(Written request) Pictures in the records should not be copied, but every other part must be repeated exactly.
----------------------------------------
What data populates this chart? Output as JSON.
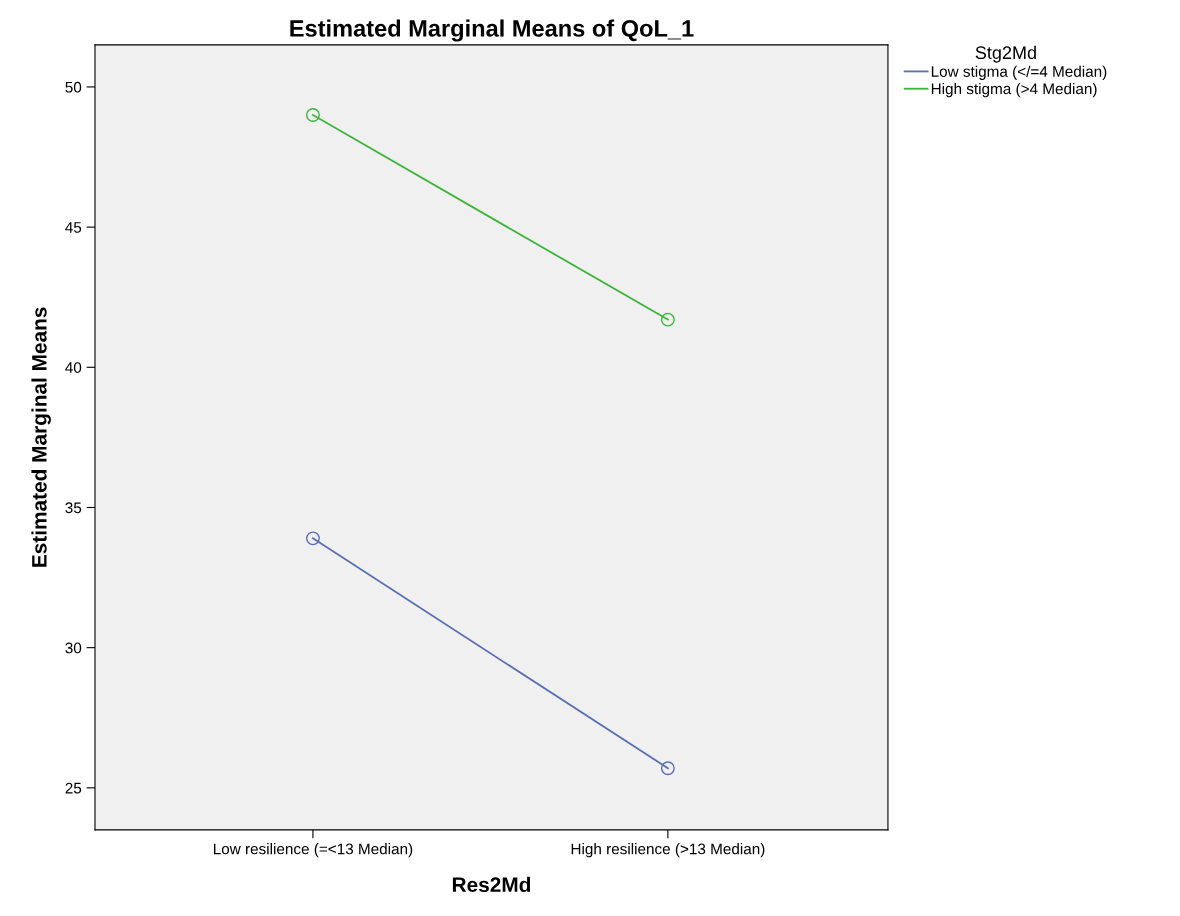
{
  "chart_data": {
    "type": "line",
    "title": "Estimated Marginal Means of QoL_1",
    "xlabel": "Res2Md",
    "ylabel": "Estimated Marginal Means",
    "categories": [
      "Low resilience (=<13 Median)",
      "High resilience (>13 Median)"
    ],
    "series": [
      {
        "name": "Low stigma (</=4 Median)",
        "color": "#5a6eb4",
        "values": [
          33.9,
          25.7
        ]
      },
      {
        "name": "High stigma (>4 Median)",
        "color": "#3cb43c",
        "values": [
          49.0,
          41.7
        ]
      }
    ],
    "ylim": [
      23.5,
      51.5
    ],
    "yticks": [
      25,
      30,
      35,
      40,
      45,
      50
    ],
    "legend_title": "Stg2Md",
    "legend": "top right",
    "marker": "circle",
    "line_style": "solid",
    "grid": false
  }
}
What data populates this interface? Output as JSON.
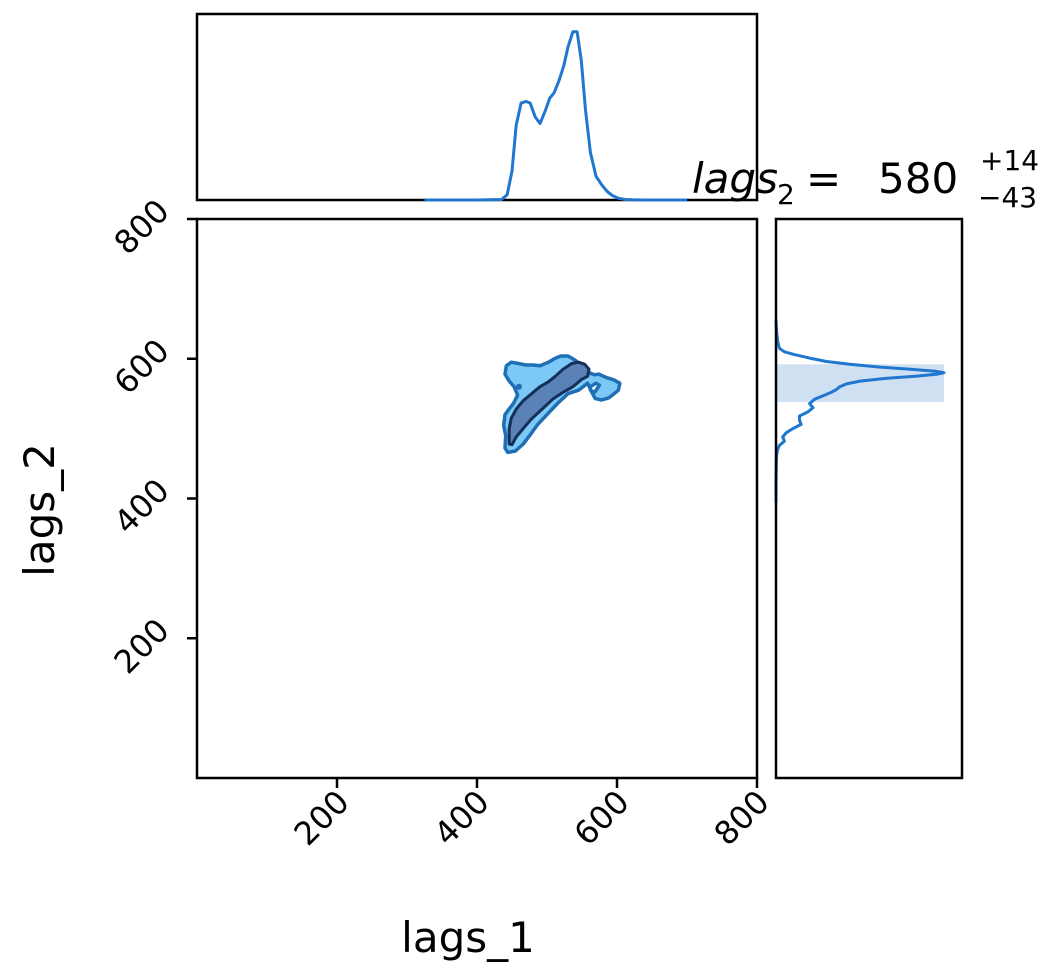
{
  "chart_data": {
    "type": "joint-density",
    "title": {
      "variable": "lags",
      "subscript": "2",
      "equals": "=",
      "median": "580",
      "upper": "+14",
      "lower": "−43"
    },
    "xlabel": "lags_1",
    "ylabel": "lags_2",
    "xlim": [
      0,
      800
    ],
    "ylim": [
      0,
      800
    ],
    "xticks": [
      "200",
      "400",
      "600",
      "800"
    ],
    "xtick_values": [
      200,
      400,
      600,
      800
    ],
    "yticks": [
      "200",
      "400",
      "600",
      "800"
    ],
    "ytick_values": [
      200,
      400,
      600,
      800
    ],
    "colors": {
      "line": "#1f77d0",
      "outer_fill": "#7cc8f7",
      "outer_edge": "#1f6fb4",
      "inner_fill": "#5b82b6",
      "inner_edge": "#14305a",
      "band": "#cfe0f3"
    },
    "top_marginal": {
      "x": [
        325,
        360,
        400,
        435,
        443,
        450,
        456,
        463,
        470,
        476,
        483,
        490,
        498,
        504,
        510,
        517,
        524,
        530,
        537,
        543,
        549,
        555,
        562,
        570,
        578,
        586,
        594,
        602,
        612,
        622,
        640,
        700
      ],
      "density": [
        0,
        0,
        0,
        0.003,
        0.03,
        0.17,
        0.44,
        0.57,
        0.58,
        0.57,
        0.49,
        0.45,
        0.53,
        0.6,
        0.63,
        0.7,
        0.79,
        0.9,
        0.99,
        0.99,
        0.82,
        0.53,
        0.28,
        0.14,
        0.09,
        0.05,
        0.025,
        0.01,
        0.003,
        0.001,
        0,
        0
      ]
    },
    "right_marginal": {
      "y": [
        655,
        640,
        625,
        615,
        610,
        606,
        601,
        596,
        592,
        588,
        585,
        582,
        580,
        578,
        575,
        572,
        568,
        564,
        560,
        556,
        552,
        548,
        542,
        536,
        530,
        524,
        518,
        512,
        506,
        500,
        494,
        488,
        482,
        476,
        470,
        464,
        458,
        450,
        440,
        420,
        395
      ],
      "density": [
        0,
        0.003,
        0.01,
        0.02,
        0.05,
        0.11,
        0.2,
        0.3,
        0.44,
        0.62,
        0.8,
        0.95,
        1.0,
        0.96,
        0.83,
        0.66,
        0.5,
        0.42,
        0.38,
        0.36,
        0.33,
        0.29,
        0.23,
        0.2,
        0.22,
        0.19,
        0.14,
        0.14,
        0.15,
        0.1,
        0.06,
        0.04,
        0.05,
        0.02,
        0.01,
        0.005,
        0.003,
        0.002,
        0.001,
        0,
        0
      ],
      "band": [
        538,
        592
      ]
    },
    "joint": {
      "outer_contour": [
        [
          440,
          472
        ],
        [
          444,
          466
        ],
        [
          455,
          468
        ],
        [
          466,
          478
        ],
        [
          476,
          491
        ],
        [
          486,
          505
        ],
        [
          500,
          520
        ],
        [
          515,
          536
        ],
        [
          530,
          550
        ],
        [
          545,
          555
        ],
        [
          558,
          565
        ],
        [
          564,
          552
        ],
        [
          569,
          543
        ],
        [
          578,
          541
        ],
        [
          588,
          544
        ],
        [
          596,
          550
        ],
        [
          602,
          555
        ],
        [
          604,
          565
        ],
        [
          595,
          570
        ],
        [
          585,
          573
        ],
        [
          574,
          578
        ],
        [
          568,
          577
        ],
        [
          560,
          580
        ],
        [
          550,
          590
        ],
        [
          540,
          598
        ],
        [
          530,
          604
        ],
        [
          520,
          604
        ],
        [
          512,
          601
        ],
        [
          502,
          595
        ],
        [
          490,
          590
        ],
        [
          480,
          591
        ],
        [
          470,
          591
        ],
        [
          460,
          593
        ],
        [
          449,
          595
        ],
        [
          442,
          590
        ],
        [
          440,
          578
        ],
        [
          446,
          568
        ],
        [
          453,
          560
        ],
        [
          458,
          548
        ],
        [
          452,
          536
        ],
        [
          445,
          527
        ],
        [
          440,
          520
        ],
        [
          438,
          505
        ],
        [
          441,
          490
        ]
      ],
      "outer_hole": [
        [
          562,
          560
        ],
        [
          570,
          565
        ],
        [
          575,
          562
        ],
        [
          568,
          552
        ],
        [
          562,
          555
        ]
      ],
      "outer_dot": [
        460,
        560
      ],
      "inner_contour": [
        [
          446,
          478
        ],
        [
          450,
          477
        ],
        [
          456,
          488
        ],
        [
          466,
          500
        ],
        [
          478,
          514
        ],
        [
          493,
          528
        ],
        [
          508,
          542
        ],
        [
          523,
          552
        ],
        [
          537,
          560
        ],
        [
          549,
          570
        ],
        [
          558,
          575
        ],
        [
          560,
          585
        ],
        [
          554,
          592
        ],
        [
          545,
          595
        ],
        [
          535,
          593
        ],
        [
          523,
          585
        ],
        [
          512,
          575
        ],
        [
          502,
          567
        ],
        [
          490,
          560
        ],
        [
          478,
          550
        ],
        [
          466,
          540
        ],
        [
          456,
          528
        ],
        [
          449,
          515
        ],
        [
          446,
          500
        ],
        [
          446,
          488
        ]
      ]
    }
  }
}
----------------------------------------
(Finished task)
What data populates this chart? Output as JSON.
{
  "chart_data": {
    "type": "line",
    "title": "Estimated Marginal Means of QoL_1",
    "xlabel": "Res2Md",
    "ylabel": "Estimated Marginal Means",
    "categories": [
      "Low resilience (=<13 Median)",
      "High resilience (>13 Median)"
    ],
    "series": [
      {
        "name": "Low stigma (</=4 Median)",
        "color": "#5a6eb4",
        "values": [
          33.9,
          25.7
        ]
      },
      {
        "name": "High stigma (>4 Median)",
        "color": "#3cb43c",
        "values": [
          49.0,
          41.7
        ]
      }
    ],
    "ylim": [
      23.5,
      51.5
    ],
    "yticks": [
      25,
      30,
      35,
      40,
      45,
      50
    ],
    "legend_title": "Stg2Md",
    "legend": "top right",
    "marker": "circle",
    "line_style": "solid",
    "grid": false
  }
}
What data populates this interface? Output as JSON.
{
  "chart_data": {
    "type": "joint-density",
    "title": {
      "variable": "lags",
      "subscript": "2",
      "equals": "=",
      "median": "580",
      "upper": "+14",
      "lower": "−43"
    },
    "xlabel": "lags_1",
    "ylabel": "lags_2",
    "xlim": [
      0,
      800
    ],
    "ylim": [
      0,
      800
    ],
    "xticks": [
      "200",
      "400",
      "600",
      "800"
    ],
    "xtick_values": [
      200,
      400,
      600,
      800
    ],
    "yticks": [
      "200",
      "400",
      "600",
      "800"
    ],
    "ytick_values": [
      200,
      400,
      600,
      800
    ],
    "colors": {
      "line": "#1f77d0",
      "outer_fill": "#7cc8f7",
      "outer_edge": "#1f6fb4",
      "inner_fill": "#5b82b6",
      "inner_edge": "#14305a",
      "band": "#cfe0f3"
    },
    "top_marginal": {
      "x": [
        325,
        360,
        400,
        435,
        443,
        450,
        456,
        463,
        470,
        476,
        483,
        490,
        498,
        504,
        510,
        517,
        524,
        530,
        537,
        543,
        549,
        555,
        562,
        570,
        578,
        586,
        594,
        602,
        612,
        622,
        640,
        700
      ],
      "density": [
        0,
        0,
        0,
        0.003,
        0.03,
        0.17,
        0.44,
        0.57,
        0.58,
        0.57,
        0.49,
        0.45,
        0.53,
        0.6,
        0.63,
        0.7,
        0.79,
        0.9,
        0.99,
        0.99,
        0.82,
        0.53,
        0.28,
        0.14,
        0.09,
        0.05,
        0.025,
        0.01,
        0.003,
        0.001,
        0,
        0
      ]
    },
    "right_marginal": {
      "y": [
        655,
        640,
        625,
        615,
        610,
        606,
        601,
        596,
        592,
        588,
        585,
        582,
        580,
        578,
        575,
        572,
        568,
        564,
        560,
        556,
        552,
        548,
        542,
        536,
        530,
        524,
        518,
        512,
        506,
        500,
        494,
        488,
        482,
        476,
        470,
        464,
        458,
        450,
        440,
        420,
        395
      ],
      "density": [
        0,
        0.003,
        0.01,
        0.02,
        0.05,
        0.11,
        0.2,
        0.3,
        0.44,
        0.62,
        0.8,
        0.95,
        1.0,
        0.96,
        0.83,
        0.66,
        0.5,
        0.42,
        0.38,
        0.36,
        0.33,
        0.29,
        0.23,
        0.2,
        0.22,
        0.19,
        0.14,
        0.14,
        0.15,
        0.1,
        0.06,
        0.04,
        0.05,
        0.02,
        0.01,
        0.005,
        0.003,
        0.002,
        0.001,
        0,
        0
      ],
      "band": [
        538,
        592
      ]
    },
    "joint": {
      "outer_contour": [
        [
          440,
          472
        ],
        [
          444,
          466
        ],
        [
          455,
          468
        ],
        [
          466,
          478
        ],
        [
          476,
          491
        ],
        [
          486,
          505
        ],
        [
          500,
          520
        ],
        [
          515,
          536
        ],
        [
          530,
          550
        ],
        [
          545,
          555
        ],
        [
          558,
          565
        ],
        [
          564,
          552
        ],
        [
          569,
          543
        ],
        [
          578,
          541
        ],
        [
          588,
          544
        ],
        [
          596,
          550
        ],
        [
          602,
          555
        ],
        [
          604,
          565
        ],
        [
          595,
          570
        ],
        [
          585,
          573
        ],
        [
          574,
          578
        ],
        [
          568,
          577
        ],
        [
          560,
          580
        ],
        [
          550,
          590
        ],
        [
          540,
          598
        ],
        [
          530,
          604
        ],
        [
          520,
          604
        ],
        [
          512,
          601
        ],
        [
          502,
          595
        ],
        [
          490,
          590
        ],
        [
          480,
          591
        ],
        [
          470,
          591
        ],
        [
          460,
          593
        ],
        [
          449,
          595
        ],
        [
          442,
          590
        ],
        [
          440,
          578
        ],
        [
          446,
          568
        ],
        [
          453,
          560
        ],
        [
          458,
          548
        ],
        [
          452,
          536
        ],
        [
          445,
          527
        ],
        [
          440,
          520
        ],
        [
          438,
          505
        ],
        [
          441,
          490
        ]
      ],
      "outer_hole": [
        [
          562,
          560
        ],
        [
          570,
          565
        ],
        [
          575,
          562
        ],
        [
          568,
          552
        ],
        [
          562,
          555
        ]
      ],
      "outer_dot": [
        460,
        560
      ],
      "inner_contour": [
        [
          446,
          478
        ],
        [
          450,
          477
        ],
        [
          456,
          488
        ],
        [
          466,
          500
        ],
        [
          478,
          514
        ],
        [
          493,
          528
        ],
        [
          508,
          542
        ],
        [
          523,
          552
        ],
        [
          537,
          560
        ],
        [
          549,
          570
        ],
        [
          558,
          575
        ],
        [
          560,
          585
        ],
        [
          554,
          592
        ],
        [
          545,
          595
        ],
        [
          535,
          593
        ],
        [
          523,
          585
        ],
        [
          512,
          575
        ],
        [
          502,
          567
        ],
        [
          490,
          560
        ],
        [
          478,
          550
        ],
        [
          466,
          540
        ],
        [
          456,
          528
        ],
        [
          449,
          515
        ],
        [
          446,
          500
        ],
        [
          446,
          488
        ]
      ]
    }
  }
}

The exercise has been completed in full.